→ Task brief
From the records below, copy every line that contains the word "Избриши".

======== Extracted records ========

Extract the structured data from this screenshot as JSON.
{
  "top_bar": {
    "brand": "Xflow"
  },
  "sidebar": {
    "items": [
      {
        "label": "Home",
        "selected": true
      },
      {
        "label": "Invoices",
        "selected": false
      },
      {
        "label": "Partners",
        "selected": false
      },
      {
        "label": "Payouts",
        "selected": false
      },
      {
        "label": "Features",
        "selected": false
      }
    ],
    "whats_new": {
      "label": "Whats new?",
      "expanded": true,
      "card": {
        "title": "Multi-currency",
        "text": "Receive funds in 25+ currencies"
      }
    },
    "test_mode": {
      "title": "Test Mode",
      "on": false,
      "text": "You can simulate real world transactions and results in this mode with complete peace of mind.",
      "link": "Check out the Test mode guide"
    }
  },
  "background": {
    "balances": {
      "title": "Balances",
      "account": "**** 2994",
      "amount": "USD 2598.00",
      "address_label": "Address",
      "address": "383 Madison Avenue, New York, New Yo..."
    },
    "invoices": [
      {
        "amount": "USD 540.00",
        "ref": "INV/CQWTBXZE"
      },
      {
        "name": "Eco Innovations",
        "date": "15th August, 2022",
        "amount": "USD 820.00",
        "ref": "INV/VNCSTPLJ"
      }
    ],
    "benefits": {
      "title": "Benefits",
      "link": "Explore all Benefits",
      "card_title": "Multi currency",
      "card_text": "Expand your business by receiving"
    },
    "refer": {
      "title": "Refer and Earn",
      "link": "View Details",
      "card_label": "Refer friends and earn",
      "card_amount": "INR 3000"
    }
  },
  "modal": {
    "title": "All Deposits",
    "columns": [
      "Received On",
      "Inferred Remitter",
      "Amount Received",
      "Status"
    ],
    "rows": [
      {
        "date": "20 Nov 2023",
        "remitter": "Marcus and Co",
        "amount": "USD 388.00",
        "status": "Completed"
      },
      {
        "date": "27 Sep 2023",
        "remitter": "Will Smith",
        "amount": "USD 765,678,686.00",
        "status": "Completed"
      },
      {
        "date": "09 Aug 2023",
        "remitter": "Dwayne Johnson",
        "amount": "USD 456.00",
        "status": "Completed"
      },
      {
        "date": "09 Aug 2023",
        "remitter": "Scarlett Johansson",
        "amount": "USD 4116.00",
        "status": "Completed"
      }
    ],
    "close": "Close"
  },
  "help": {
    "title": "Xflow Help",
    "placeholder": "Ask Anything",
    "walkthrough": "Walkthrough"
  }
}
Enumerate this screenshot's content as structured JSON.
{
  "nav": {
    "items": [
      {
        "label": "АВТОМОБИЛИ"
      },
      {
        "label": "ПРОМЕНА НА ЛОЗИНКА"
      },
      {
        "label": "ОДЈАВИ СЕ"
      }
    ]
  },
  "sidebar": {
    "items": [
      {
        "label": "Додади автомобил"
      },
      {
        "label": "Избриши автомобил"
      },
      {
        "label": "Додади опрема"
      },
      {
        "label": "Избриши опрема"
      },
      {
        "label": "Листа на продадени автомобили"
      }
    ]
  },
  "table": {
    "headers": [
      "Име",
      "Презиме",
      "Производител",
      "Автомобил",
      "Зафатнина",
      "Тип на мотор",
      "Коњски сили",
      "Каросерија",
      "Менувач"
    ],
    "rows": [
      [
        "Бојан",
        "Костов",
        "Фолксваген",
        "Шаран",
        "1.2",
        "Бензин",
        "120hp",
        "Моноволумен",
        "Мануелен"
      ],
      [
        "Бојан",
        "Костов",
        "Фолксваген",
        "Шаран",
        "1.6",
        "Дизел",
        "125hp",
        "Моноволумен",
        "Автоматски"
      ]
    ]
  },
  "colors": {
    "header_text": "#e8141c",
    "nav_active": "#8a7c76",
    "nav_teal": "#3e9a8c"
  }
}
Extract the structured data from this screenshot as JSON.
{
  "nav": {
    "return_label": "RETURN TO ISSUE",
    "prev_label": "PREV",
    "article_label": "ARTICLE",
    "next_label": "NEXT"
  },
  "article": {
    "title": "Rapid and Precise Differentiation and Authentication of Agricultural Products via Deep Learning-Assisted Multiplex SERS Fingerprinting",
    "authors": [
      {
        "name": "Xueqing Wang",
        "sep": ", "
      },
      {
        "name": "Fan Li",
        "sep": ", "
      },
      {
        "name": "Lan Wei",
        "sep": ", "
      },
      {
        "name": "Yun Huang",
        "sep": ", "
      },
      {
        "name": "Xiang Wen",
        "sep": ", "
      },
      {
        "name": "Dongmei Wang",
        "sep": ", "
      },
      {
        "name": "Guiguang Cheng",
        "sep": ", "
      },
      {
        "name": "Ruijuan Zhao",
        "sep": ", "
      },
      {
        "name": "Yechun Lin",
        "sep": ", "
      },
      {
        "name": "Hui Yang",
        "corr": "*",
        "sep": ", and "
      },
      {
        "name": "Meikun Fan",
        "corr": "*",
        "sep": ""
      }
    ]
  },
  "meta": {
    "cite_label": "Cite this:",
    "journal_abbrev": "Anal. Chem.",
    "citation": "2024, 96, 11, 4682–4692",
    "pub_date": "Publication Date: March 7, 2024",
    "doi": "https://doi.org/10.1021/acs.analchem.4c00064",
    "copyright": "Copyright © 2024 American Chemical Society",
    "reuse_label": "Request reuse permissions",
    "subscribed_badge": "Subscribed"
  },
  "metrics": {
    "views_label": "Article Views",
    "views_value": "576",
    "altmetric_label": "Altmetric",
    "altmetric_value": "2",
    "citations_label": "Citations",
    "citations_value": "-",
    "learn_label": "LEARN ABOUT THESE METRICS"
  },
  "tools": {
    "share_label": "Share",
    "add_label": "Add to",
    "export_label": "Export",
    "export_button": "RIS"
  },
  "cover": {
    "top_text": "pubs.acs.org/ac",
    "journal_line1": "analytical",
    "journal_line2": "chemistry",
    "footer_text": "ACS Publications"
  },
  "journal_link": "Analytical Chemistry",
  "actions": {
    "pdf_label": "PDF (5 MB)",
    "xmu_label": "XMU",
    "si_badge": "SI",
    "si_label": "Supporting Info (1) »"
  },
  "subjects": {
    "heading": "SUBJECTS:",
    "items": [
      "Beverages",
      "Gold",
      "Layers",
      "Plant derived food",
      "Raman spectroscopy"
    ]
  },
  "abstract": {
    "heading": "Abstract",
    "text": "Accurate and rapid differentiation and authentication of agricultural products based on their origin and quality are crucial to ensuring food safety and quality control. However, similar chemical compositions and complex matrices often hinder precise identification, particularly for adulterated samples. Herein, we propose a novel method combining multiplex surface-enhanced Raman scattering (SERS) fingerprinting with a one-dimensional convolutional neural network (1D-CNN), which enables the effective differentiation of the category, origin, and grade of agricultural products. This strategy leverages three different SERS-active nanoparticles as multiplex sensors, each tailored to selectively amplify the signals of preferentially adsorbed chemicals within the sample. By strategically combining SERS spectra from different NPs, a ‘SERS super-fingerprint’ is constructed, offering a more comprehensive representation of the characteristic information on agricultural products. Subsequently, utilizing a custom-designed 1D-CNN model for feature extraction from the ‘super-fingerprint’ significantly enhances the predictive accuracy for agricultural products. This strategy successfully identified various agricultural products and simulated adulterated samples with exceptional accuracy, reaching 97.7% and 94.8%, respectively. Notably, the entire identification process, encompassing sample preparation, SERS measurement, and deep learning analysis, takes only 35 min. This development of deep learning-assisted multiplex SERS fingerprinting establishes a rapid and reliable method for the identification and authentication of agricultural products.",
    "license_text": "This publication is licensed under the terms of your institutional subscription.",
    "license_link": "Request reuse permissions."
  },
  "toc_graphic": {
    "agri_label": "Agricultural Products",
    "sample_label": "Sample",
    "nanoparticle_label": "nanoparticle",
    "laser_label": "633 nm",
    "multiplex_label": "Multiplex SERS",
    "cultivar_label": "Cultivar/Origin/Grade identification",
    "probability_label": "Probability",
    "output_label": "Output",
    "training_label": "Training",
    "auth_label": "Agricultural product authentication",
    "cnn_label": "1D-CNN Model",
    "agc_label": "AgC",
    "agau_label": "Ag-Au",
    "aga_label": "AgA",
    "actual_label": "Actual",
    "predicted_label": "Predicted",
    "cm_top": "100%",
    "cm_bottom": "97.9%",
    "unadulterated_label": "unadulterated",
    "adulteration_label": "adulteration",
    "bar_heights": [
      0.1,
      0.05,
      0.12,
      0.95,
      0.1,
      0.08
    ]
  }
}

========

→ Task output
        "label": "Избриши автомобил"
        "label": "Избриши опрема"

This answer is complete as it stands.